==== Bereitgestellter Auszug

In ihrem Buch geht Ann Cotton auf Tuchfühlung zu Walter Benjamins "Fächer der Erinnerung", der in den Falten das Eigentliche erkennt. © picture alliance / ZB / Jens Wolf
Von Michael Opitz · 24.01.2014
Eine bemerkenswerte Sprachlust kann man Texten der in Berlin lebenden Autorin Ann Cotton entnehmen. Die Erzählungen in ihrem Prosadebüt "Der schaudernde Fächer" sind alles andere als konventionell.
Vom "Fächer der Erinnerung“ spricht Walter Benjamin in seiner "Berliner Chronik“. Er findet im Fächer vergessene Bilder, wobei ihm keins genügt, da er erkannt hat, "in den Falten erst sitzt das Eigentliche: jenes Bild, jener Geschmack, jenes Tasten um dessentwillen wir dies alles aufgespalten, entfaltet haben.“ Während die 1982 in Iowa geborene Ann Cotten mit dem Titel ihres Prosadebütbandes "Der schaudernde Fächer“ auf Tuchfühlung zu Benjamins Erinnerungsbegriff geht, stellt ihr fast zeitgleich erschienener Gedichtband "Hauptwerk. Softsoftporn“ eine ganz andere Nähe her. Gemeinsam ist beiden Büchern der 1982 in Iowa geborenen und in Wien aufgewachsenen Autorin eine bemerkenswerte Sprachlust. Ohne sich um Konventionen zu kümmern, lädt sie zu einem lustbetonten Stelldichein ein.

========
==== Extrahierte Zeilen

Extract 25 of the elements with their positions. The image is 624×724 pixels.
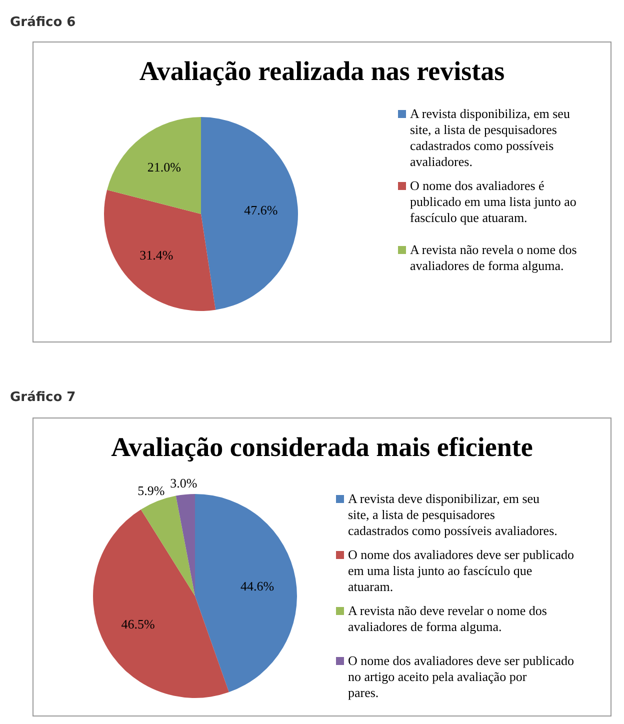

========
==== Extrahierte Zeilen

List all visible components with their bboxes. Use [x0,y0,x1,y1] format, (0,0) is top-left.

========

* [Kurze Aufgabe]:
In welchem Werk spricht Walter Benjamin laut dem Auszug über das Prosadebüt vom „Fächer der Erinnerung“? Die Zeilen sind hierfür ohne Belang.

* [Ergebnis der Aufgabe]:
In seiner „Berliner Chronik“.